• What the exercise asks: Return all lines with the word "które" in them.

Collection entries

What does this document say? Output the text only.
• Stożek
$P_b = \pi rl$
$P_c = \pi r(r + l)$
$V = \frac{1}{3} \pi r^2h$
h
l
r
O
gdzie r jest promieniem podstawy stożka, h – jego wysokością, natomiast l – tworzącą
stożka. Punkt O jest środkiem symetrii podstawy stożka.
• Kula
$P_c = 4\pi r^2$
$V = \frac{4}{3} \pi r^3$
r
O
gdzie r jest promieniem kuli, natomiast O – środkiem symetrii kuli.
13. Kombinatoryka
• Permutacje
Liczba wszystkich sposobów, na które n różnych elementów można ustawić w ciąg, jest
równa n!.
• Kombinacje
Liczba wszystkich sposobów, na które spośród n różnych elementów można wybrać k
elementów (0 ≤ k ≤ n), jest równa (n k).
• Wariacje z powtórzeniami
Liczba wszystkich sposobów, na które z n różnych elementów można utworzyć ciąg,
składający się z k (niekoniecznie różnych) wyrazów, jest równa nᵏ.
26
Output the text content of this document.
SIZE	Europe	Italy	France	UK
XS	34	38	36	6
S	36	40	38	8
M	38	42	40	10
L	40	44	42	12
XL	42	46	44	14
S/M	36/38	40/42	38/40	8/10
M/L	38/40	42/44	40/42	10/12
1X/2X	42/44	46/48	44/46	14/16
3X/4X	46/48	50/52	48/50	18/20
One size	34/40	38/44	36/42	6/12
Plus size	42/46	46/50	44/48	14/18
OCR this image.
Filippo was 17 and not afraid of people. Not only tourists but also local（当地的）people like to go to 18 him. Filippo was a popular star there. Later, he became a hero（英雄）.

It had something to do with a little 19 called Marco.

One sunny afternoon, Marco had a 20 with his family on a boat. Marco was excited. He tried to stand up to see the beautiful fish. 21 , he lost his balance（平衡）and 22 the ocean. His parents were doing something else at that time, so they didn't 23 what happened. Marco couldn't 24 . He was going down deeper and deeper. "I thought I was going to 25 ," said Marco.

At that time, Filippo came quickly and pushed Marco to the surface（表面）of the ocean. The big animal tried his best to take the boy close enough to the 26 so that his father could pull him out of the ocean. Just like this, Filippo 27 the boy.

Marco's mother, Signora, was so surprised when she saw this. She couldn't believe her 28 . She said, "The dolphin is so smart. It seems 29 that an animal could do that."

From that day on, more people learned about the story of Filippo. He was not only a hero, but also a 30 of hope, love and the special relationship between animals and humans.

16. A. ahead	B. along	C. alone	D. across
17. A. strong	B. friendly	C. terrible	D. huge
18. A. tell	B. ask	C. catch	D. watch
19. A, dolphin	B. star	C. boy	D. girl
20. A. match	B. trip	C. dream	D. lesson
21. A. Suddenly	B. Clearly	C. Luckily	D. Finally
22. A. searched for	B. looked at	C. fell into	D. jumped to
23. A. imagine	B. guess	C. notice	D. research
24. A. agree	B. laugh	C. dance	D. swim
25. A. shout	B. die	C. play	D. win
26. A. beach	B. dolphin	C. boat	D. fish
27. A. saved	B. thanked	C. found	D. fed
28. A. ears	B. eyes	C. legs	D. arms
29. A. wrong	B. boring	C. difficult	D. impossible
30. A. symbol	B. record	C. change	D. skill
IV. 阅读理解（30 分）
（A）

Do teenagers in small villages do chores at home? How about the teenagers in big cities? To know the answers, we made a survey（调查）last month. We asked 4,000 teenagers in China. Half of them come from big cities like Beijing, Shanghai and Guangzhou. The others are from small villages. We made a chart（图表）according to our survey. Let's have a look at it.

• The result:
Liczba wszystkich sposobów, na które n różnych elementów można ustawić w ciąg, jest
Liczba wszystkich sposobów, na które spośród n różnych elementów można wybrać k
Liczba wszystkich sposobów, na które z n różnych elementów można utworzyć ciąg,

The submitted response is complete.